* **Exercise description**: Copy down every line where the string "this" shows up.

* **Records to process**:

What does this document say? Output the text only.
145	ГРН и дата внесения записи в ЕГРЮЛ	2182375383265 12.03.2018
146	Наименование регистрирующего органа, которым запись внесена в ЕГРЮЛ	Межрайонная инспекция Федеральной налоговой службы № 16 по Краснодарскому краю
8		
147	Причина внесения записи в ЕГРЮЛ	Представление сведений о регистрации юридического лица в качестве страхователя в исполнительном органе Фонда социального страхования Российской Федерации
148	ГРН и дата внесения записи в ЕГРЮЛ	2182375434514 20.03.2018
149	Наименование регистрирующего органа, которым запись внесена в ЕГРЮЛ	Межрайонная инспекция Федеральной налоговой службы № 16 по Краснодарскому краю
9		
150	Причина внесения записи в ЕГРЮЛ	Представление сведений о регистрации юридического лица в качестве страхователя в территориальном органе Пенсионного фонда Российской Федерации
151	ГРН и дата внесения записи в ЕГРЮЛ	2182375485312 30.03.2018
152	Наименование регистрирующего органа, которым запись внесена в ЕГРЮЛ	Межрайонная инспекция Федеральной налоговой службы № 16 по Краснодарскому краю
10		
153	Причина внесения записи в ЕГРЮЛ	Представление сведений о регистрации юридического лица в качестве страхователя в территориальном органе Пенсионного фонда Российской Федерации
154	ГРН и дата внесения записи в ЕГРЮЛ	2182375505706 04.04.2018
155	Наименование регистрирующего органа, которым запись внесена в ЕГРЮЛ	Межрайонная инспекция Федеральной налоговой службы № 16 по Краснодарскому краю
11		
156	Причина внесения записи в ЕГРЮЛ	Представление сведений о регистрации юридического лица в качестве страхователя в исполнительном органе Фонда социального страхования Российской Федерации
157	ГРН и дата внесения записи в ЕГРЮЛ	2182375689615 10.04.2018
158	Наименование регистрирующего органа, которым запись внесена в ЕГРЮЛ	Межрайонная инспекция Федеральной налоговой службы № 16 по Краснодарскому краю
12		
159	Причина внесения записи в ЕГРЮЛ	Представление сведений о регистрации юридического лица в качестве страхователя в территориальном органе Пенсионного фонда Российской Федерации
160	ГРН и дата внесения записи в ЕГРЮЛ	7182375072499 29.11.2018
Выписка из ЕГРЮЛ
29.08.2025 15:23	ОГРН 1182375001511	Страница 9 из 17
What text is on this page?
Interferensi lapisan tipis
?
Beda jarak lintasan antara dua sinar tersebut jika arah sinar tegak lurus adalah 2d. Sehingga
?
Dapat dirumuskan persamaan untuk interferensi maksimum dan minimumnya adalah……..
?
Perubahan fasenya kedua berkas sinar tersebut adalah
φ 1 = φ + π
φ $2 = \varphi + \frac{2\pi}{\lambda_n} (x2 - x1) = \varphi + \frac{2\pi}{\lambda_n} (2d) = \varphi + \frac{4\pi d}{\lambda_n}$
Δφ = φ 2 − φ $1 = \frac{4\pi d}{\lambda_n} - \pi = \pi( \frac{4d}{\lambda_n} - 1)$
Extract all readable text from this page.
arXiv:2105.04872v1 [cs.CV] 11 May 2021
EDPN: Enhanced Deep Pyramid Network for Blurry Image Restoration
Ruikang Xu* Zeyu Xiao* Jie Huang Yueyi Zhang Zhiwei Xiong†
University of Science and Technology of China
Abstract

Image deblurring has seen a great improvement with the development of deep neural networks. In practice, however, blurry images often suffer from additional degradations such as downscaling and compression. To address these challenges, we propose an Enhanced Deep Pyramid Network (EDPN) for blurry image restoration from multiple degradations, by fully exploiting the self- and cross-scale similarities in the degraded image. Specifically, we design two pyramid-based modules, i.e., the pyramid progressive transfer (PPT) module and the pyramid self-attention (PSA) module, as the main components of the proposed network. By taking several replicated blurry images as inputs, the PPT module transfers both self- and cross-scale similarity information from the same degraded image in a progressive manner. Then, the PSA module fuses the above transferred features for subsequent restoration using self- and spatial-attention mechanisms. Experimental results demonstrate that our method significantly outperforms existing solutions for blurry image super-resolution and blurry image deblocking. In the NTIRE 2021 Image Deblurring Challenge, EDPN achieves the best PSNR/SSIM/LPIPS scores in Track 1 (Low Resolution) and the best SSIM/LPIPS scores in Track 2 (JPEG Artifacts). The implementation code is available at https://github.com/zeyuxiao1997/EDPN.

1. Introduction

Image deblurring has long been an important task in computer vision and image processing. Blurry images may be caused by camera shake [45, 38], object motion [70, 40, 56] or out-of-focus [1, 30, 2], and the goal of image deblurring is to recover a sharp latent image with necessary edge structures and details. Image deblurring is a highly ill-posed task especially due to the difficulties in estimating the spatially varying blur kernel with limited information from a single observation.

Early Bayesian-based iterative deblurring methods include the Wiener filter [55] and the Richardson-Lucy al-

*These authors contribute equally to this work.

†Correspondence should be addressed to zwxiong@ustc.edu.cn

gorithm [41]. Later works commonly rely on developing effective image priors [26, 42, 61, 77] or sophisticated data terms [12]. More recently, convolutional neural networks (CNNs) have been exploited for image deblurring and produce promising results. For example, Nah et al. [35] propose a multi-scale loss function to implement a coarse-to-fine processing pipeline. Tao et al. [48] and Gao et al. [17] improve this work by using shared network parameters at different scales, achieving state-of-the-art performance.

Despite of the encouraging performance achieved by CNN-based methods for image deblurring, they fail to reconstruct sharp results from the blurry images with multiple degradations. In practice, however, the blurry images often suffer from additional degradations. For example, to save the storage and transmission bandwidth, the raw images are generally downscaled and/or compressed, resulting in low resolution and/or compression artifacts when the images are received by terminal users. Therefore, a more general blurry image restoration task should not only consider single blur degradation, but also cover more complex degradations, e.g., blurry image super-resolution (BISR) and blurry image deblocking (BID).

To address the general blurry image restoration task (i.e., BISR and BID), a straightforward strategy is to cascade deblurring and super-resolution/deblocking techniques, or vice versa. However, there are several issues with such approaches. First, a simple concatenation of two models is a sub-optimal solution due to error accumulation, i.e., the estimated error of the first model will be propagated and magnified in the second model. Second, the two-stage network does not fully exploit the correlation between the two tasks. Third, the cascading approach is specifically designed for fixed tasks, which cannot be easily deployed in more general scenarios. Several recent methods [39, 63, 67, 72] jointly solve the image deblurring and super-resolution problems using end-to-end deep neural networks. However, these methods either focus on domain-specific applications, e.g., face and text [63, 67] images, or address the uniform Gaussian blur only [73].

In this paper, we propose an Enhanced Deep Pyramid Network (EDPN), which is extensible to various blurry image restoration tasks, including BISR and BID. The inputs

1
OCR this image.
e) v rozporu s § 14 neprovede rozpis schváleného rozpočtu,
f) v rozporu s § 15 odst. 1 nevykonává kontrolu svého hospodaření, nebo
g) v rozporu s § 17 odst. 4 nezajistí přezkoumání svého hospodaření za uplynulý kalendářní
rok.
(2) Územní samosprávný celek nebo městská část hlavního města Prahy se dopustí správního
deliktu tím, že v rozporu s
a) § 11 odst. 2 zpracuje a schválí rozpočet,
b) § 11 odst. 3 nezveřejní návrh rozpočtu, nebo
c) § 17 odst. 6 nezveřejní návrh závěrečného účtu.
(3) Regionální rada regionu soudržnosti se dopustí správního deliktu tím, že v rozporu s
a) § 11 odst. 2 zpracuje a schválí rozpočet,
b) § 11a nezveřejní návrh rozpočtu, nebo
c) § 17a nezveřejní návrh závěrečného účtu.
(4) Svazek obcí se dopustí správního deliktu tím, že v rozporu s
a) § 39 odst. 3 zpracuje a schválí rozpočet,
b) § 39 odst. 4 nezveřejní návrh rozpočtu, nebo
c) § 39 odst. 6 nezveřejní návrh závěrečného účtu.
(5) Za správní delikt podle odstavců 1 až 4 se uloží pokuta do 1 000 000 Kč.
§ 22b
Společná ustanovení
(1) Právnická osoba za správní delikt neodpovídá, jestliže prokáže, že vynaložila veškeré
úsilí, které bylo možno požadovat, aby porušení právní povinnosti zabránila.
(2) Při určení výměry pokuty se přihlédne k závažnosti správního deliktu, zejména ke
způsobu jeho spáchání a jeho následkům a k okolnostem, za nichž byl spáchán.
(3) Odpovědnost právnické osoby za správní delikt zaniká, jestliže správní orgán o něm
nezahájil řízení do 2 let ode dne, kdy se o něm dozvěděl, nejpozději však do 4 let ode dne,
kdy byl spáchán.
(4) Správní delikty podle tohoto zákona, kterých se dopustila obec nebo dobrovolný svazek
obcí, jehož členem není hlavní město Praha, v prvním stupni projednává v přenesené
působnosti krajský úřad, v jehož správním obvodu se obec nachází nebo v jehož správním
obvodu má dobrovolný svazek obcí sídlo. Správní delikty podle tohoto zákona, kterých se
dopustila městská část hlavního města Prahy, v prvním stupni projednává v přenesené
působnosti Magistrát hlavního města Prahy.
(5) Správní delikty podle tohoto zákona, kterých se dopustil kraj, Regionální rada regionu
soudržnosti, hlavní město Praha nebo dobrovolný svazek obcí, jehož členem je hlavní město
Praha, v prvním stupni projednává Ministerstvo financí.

* **Exercise solution**:
What does this document say? Output the text only.
What text is on this page?
Extract all readable text from this page.
*These authors contribute equally to this work.
gorithm [41]. Later works commonly rely on developing effective image priors [26, 42, 61, 77] or sophisticated data terms [12]. More recently, convolutional neural networks (CNNs) have been exploited for image deblurring and produce promising results. For example, Nah et al. [35] propose a multi-scale loss function to implement a coarse-to-fine processing pipeline. Tao et al. [48] and Gao et al. [17] improve this work by using shared network parameters at different scales, achieving state-of-the-art performance.
In this paper, we propose an Enhanced Deep Pyramid Network (EDPN), which is extensible to various blurry image restoration tasks, including BISR and BID. The inputs
OCR this image.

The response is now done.